# Instructions to follow
Track down the lines that contain "JSON" and copy them.

# Supplied material
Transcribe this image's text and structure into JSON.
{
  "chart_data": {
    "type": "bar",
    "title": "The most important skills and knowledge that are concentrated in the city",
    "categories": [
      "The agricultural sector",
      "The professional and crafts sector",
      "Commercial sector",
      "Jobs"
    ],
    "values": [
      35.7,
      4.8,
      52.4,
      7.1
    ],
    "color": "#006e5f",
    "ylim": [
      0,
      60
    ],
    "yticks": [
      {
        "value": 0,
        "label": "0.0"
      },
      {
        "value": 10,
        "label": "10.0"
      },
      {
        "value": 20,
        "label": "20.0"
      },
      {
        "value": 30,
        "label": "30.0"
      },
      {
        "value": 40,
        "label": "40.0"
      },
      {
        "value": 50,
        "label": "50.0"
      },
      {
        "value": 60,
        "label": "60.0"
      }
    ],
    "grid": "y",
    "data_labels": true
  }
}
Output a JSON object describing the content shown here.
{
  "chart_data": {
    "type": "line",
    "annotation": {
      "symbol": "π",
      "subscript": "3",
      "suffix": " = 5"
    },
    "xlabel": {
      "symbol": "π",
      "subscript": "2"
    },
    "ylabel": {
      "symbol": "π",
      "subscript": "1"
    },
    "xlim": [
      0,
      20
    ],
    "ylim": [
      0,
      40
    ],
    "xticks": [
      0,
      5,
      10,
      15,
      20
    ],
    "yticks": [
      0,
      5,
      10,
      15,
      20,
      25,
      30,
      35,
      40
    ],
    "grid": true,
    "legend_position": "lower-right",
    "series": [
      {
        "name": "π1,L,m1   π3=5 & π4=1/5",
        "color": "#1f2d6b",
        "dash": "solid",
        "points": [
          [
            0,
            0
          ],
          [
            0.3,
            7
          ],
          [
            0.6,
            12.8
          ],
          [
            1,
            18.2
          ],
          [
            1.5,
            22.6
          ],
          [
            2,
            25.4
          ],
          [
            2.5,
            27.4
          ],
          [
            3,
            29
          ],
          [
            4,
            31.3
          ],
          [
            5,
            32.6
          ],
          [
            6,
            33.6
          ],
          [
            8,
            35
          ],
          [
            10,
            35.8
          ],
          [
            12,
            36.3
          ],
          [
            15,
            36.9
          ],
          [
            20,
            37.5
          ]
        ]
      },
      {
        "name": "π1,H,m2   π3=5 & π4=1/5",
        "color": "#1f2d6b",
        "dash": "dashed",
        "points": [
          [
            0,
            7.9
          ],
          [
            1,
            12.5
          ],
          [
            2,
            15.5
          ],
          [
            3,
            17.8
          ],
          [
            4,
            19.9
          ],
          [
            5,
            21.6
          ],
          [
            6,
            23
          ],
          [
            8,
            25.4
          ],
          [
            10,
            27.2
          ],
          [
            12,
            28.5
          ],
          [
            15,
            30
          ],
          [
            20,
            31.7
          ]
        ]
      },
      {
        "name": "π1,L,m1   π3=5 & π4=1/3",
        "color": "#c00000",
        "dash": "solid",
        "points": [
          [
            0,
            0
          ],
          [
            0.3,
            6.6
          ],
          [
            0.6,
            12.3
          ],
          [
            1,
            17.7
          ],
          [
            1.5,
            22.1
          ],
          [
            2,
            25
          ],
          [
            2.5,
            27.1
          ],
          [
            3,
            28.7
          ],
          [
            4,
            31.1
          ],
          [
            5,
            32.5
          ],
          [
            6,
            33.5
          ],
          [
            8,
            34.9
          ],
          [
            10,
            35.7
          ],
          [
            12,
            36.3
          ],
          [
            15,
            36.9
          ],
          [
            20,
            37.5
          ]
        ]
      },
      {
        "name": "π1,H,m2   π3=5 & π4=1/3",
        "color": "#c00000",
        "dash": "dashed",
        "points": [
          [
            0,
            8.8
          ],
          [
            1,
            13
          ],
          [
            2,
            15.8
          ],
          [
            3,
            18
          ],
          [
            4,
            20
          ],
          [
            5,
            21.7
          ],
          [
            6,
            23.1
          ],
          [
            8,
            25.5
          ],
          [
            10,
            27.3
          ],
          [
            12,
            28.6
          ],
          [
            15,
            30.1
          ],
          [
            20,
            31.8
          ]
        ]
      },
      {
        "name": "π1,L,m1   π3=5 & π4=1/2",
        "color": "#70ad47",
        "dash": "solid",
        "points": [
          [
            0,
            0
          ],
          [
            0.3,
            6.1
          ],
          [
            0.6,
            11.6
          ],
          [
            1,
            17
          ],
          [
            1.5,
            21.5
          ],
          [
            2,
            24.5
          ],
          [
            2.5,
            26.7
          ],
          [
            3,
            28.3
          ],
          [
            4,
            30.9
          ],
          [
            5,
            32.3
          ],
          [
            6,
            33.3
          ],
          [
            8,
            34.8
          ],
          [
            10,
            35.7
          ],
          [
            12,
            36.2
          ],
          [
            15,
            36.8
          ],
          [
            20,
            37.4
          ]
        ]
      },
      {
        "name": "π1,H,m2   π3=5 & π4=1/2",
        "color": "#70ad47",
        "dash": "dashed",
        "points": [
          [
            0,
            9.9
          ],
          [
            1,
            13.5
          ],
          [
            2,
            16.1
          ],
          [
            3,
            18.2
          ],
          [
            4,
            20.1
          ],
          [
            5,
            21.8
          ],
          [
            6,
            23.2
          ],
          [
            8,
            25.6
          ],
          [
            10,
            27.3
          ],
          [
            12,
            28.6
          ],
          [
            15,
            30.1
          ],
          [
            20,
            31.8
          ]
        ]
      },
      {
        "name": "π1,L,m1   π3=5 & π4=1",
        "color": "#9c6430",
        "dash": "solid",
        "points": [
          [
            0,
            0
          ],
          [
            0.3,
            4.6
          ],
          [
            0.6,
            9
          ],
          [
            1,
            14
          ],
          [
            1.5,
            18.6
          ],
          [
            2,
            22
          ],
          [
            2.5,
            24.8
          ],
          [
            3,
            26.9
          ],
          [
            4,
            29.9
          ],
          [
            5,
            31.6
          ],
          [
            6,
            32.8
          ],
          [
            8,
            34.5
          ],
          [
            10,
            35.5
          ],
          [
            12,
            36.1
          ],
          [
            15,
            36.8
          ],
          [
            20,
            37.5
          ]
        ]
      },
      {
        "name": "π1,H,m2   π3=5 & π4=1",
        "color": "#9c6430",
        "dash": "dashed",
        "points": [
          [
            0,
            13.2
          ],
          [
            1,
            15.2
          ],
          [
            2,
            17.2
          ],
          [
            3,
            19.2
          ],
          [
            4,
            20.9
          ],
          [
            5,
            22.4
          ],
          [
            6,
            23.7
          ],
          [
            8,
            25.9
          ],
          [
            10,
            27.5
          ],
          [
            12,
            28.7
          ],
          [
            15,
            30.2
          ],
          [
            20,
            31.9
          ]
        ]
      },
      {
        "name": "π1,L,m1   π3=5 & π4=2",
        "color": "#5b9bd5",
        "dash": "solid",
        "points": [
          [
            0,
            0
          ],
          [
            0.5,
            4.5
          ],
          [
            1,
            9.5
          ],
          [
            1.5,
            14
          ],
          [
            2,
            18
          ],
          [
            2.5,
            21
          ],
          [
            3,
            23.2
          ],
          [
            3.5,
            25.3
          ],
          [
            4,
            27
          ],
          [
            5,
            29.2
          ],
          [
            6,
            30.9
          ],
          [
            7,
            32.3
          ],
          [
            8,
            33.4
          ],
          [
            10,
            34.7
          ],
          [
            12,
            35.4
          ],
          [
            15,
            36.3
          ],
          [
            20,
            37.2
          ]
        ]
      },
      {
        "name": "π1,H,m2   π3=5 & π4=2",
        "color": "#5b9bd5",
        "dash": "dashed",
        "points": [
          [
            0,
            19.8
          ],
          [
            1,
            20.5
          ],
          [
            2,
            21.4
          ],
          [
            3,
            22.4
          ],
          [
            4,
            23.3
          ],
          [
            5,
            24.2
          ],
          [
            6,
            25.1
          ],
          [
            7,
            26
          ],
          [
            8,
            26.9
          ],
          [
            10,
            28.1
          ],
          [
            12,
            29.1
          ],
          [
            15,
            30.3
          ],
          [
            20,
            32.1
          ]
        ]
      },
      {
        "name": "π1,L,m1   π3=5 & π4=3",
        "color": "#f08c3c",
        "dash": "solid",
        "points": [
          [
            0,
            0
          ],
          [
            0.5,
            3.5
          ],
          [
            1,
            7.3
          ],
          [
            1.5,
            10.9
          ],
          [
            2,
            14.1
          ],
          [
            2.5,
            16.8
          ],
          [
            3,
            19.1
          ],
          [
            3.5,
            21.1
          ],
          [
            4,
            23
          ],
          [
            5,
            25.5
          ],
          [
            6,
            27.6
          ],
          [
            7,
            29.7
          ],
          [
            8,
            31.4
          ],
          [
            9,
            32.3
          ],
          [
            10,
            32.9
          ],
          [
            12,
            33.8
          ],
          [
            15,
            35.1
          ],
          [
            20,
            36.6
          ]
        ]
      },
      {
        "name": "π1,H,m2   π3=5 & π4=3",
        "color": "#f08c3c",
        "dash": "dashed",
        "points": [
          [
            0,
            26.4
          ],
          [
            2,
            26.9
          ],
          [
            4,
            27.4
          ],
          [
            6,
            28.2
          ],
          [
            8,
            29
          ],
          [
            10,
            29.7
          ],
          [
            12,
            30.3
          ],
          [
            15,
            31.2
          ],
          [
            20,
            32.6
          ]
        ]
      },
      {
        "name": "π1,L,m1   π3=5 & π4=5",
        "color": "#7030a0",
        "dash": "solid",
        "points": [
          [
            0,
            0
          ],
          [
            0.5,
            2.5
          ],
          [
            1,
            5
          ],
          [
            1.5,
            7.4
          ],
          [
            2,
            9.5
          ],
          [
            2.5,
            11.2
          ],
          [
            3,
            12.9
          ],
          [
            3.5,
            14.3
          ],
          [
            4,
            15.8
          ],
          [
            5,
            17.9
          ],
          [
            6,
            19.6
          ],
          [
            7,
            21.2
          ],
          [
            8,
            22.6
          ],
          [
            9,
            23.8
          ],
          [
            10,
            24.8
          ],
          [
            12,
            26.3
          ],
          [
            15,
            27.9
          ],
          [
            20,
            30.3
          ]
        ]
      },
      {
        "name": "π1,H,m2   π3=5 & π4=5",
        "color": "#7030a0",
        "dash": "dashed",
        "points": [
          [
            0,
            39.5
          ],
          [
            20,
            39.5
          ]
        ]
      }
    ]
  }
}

# Final answer
Transcribe this image's text and structure into JSON.
Output a JSON object describing the content shown here.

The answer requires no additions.